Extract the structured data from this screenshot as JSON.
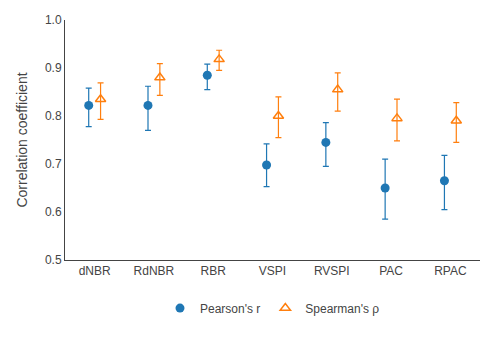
{
  "chart_data": {
    "type": "scatter",
    "categories": [
      "dNBR",
      "RdNBR",
      "RBR",
      "VSPI",
      "RVSPI",
      "PAC",
      "RPAC"
    ],
    "series": [
      {
        "name": "Pearson's r",
        "marker": "circle",
        "values": [
          0.822,
          0.822,
          0.885,
          0.698,
          0.745,
          0.65,
          0.665
        ],
        "lower": [
          0.778,
          0.77,
          0.855,
          0.653,
          0.695,
          0.585,
          0.605
        ],
        "upper": [
          0.858,
          0.862,
          0.908,
          0.742,
          0.786,
          0.71,
          0.718
        ]
      },
      {
        "name": "Spearman's ρ",
        "marker": "triangle-up-open",
        "values": [
          0.835,
          0.88,
          0.918,
          0.8,
          0.855,
          0.795,
          0.79
        ],
        "lower": [
          0.793,
          0.843,
          0.895,
          0.755,
          0.81,
          0.748,
          0.745
        ],
        "upper": [
          0.869,
          0.909,
          0.937,
          0.84,
          0.89,
          0.835,
          0.828
        ]
      }
    ],
    "y_label": "Correlation coefficient",
    "ylim": [
      0.5,
      1.0
    ],
    "yticks": [
      0.5,
      0.6,
      0.7,
      0.8,
      0.9,
      {
        "value": 1.0,
        "label": "1.0"
      }
    ],
    "grid": false,
    "legend": "bottom"
  }
}
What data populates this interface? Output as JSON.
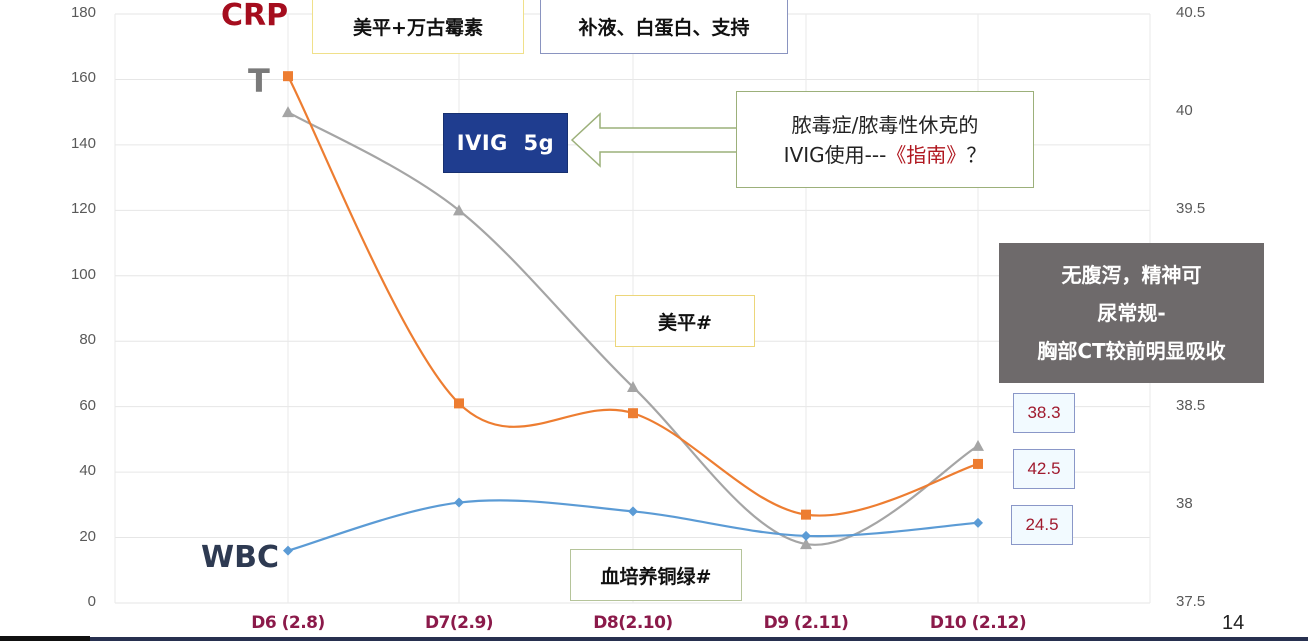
{
  "slide": {
    "page_number": "14"
  },
  "chart_data": {
    "type": "line",
    "title": "",
    "categories": [
      "D6 (2.8)",
      "D7(2.9)",
      "D8(2.10)",
      "D9 (2.11)",
      "D10 (2.12)"
    ],
    "left_axis": {
      "min": 0,
      "max": 180,
      "step": 20,
      "ticks": [
        "180",
        "160",
        "140",
        "120",
        "100",
        "80",
        "60",
        "40",
        "20",
        "0"
      ]
    },
    "right_axis": {
      "min": 37.5,
      "max": 40.5,
      "step": 0.5,
      "ticks": [
        "40.5",
        "40",
        "39.5",
        "39",
        "38.5",
        "38",
        "37.5"
      ]
    },
    "grid": true,
    "series": [
      {
        "name": "CRP",
        "axis": "left",
        "marker": "square",
        "color": "#ed7d31",
        "values": [
          161,
          61,
          58,
          27,
          42.5
        ]
      },
      {
        "name": "WBC",
        "axis": "left",
        "marker": "diamond",
        "color": "#5b9bd5",
        "values": [
          16,
          30.7,
          28,
          20.5,
          24.5
        ]
      },
      {
        "name": "T",
        "axis": "right",
        "marker": "triangle",
        "color": "#a5a5a5",
        "values": [
          40.0,
          39.5,
          38.6,
          37.8,
          38.3
        ]
      }
    ],
    "series_labels": {
      "crp": "CRP",
      "t": "T",
      "wbc": "WBC"
    },
    "annotations": [
      "美平+万古霉素",
      "补液、白蛋白、支持",
      "IVIG  5g",
      "脓毒症/脓毒性休克的IVIG使用---《指南》？",
      "美平#",
      "血培养铜绿#",
      "无腹泻，精神可 / 尿常规- / 胸部CT较前明显吸收",
      "38.3",
      "42.5",
      "24.5"
    ]
  },
  "annotations": {
    "treatment1": "美平+万古霉素",
    "treatment2": "补液、白蛋白、支持",
    "ivig": "IVIG  5g",
    "guide_line1": "脓毒症/脓毒性休克的",
    "guide_line2_prefix": "IVIG使用---",
    "guide_line2_red": "《指南》",
    "guide_line2_suffix": "？",
    "meropenem_stop": "美平#",
    "blood_culture": "血培养铜绿#",
    "summary_line1": "无腹泻，精神可",
    "summary_line2": "尿常规-",
    "summary_line3": "胸部CT较前明显吸收",
    "final_t": "38.3",
    "final_crp": "42.5",
    "final_wbc": "24.5"
  },
  "colors": {
    "crp": "#ed7d31",
    "wbc": "#5b9bd5",
    "t": "#a5a5a5",
    "crp_label": "#a50d1e",
    "t_label": "#7a7a7a",
    "wbc_label": "#2e3a52",
    "xlabel": "#8b1a4a",
    "ivig_bg": "#1f3d8f",
    "summary_bg": "#6e6a6b"
  }
}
☆ ☆ ☆ ☆ ☆ ☆ ☆
Retype the records exactly. Any image in them should not appear in what you write.

▶ **The completed task**:
Extract the structured data from this screenshot as JSON.
{
  "chart_data": {
    "type": "scatter",
    "categories": [
      "dNBR",
      "RdNBR",
      "RBR",
      "VSPI",
      "RVSPI",
      "PAC",
      "RPAC"
    ],
    "series": [
      {
        "name": "Pearson's r",
        "marker": "circle",
        "values": [
          0.822,
          0.822,
          0.885,
          0.698,
          0.745,
          0.65,
          0.665
        ],
        "lower": [
          0.778,
          0.77,
          0.855,
          0.653,
          0.695,
          0.585,
          0.605
        ],
        "upper": [
          0.858,
          0.862,
          0.908,
          0.742,
          0.786,
          0.71,
          0.718
        ]
      },
      {
        "name": "Spearman's ρ",
        "marker": "triangle-up-open",
        "values": [
          0.835,
          0.88,
          0.918,
          0.8,
          0.855,
          0.795,
          0.79
        ],
        "lower": [
          0.793,
          0.843,
          0.895,
          0.755,
          0.81,
          0.748,
          0.745
        ],
        "upper": [
          0.869,
          0.909,
          0.937,
          0.84,
          0.89,
          0.835,
          0.828
        ]
      }
    ],
    "y_label": "Correlation coefficient",
    "ylim": [
      0.5,
      1.0
    ],
    "yticks": [
      0.5,
      0.6,
      0.7,
      0.8,
      0.9,
      {
        "value": 1.0,
        "label": "1.0"
      }
    ],
    "grid": false,
    "legend": "bottom"
  }
}
What data populates this interface? Output as JSON.
{
  "slide": {
    "page_number": "14"
  },
  "chart_data": {
    "type": "line",
    "title": "",
    "categories": [
      "D6 (2.8)",
      "D7(2.9)",
      "D8(2.10)",
      "D9 (2.11)",
      "D10 (2.12)"
    ],
    "left_axis": {
      "min": 0,
      "max": 180,
      "step": 20,
      "ticks": [
        "180",
        "160",
        "140",
        "120",
        "100",
        "80",
        "60",
        "40",
        "20",
        "0"
      ]
    },
    "right_axis": {
      "min": 37.5,
      "max": 40.5,
      "step": 0.5,
      "ticks": [
        "40.5",
        "40",
        "39.5",
        "39",
        "38.5",
        "38",
        "37.5"
      ]
    },
    "grid": true,
    "series": [
      {
        "name": "CRP",
        "axis": "left",
        "marker": "square",
        "color": "#ed7d31",
        "values": [
          161,
          61,
          58,
          27,
          42.5
        ]
      },
      {
        "name": "WBC",
        "axis": "left",
        "marker": "diamond",
        "color": "#5b9bd5",
        "values": [
          16,
          30.7,
          28,
          20.5,
          24.5
        ]
      },
      {
        "name": "T",
        "axis": "right",
        "marker": "triangle",
        "color": "#a5a5a5",
        "values": [
          40.0,
          39.5,
          38.6,
          37.8,
          38.3
        ]
      }
    ],
    "series_labels": {
      "crp": "CRP",
      "t": "T",
      "wbc": "WBC"
    },
    "annotations": [
      "美平+万古霉素",
      "补液、白蛋白、支持",
      "IVIG  5g",
      "脓毒症/脓毒性休克的IVIG使用---《指南》？",
      "美平#",
      "血培养铜绿#",
      "无腹泻，精神可 / 尿常规- / 胸部CT较前明显吸收",
      "38.3",
      "42.5",
      "24.5"
    ]
  },
  "annotations": {
    "treatment1": "美平+万古霉素",
    "treatment2": "补液、白蛋白、支持",
    "ivig": "IVIG  5g",
    "guide_line1": "脓毒症/脓毒性休克的",
    "guide_line2_prefix": "IVIG使用---",
    "guide_line2_red": "《指南》",
    "guide_line2_suffix": "？",
    "meropenem_stop": "美平#",
    "blood_culture": "血培养铜绿#",
    "summary_line1": "无腹泻，精神可",
    "summary_line2": "尿常规-",
    "summary_line3": "胸部CT较前明显吸收",
    "final_t": "38.3",
    "final_crp": "42.5",
    "final_wbc": "24.5"
  },
  "colors": {
    "crp": "#ed7d31",
    "wbc": "#5b9bd5",
    "t": "#a5a5a5",
    "crp_label": "#a50d1e",
    "t_label": "#7a7a7a",
    "wbc_label": "#2e3a52",
    "xlabel": "#8b1a4a",
    "ivig_bg": "#1f3d8f",
    "summary_bg": "#6e6a6b"
  }
}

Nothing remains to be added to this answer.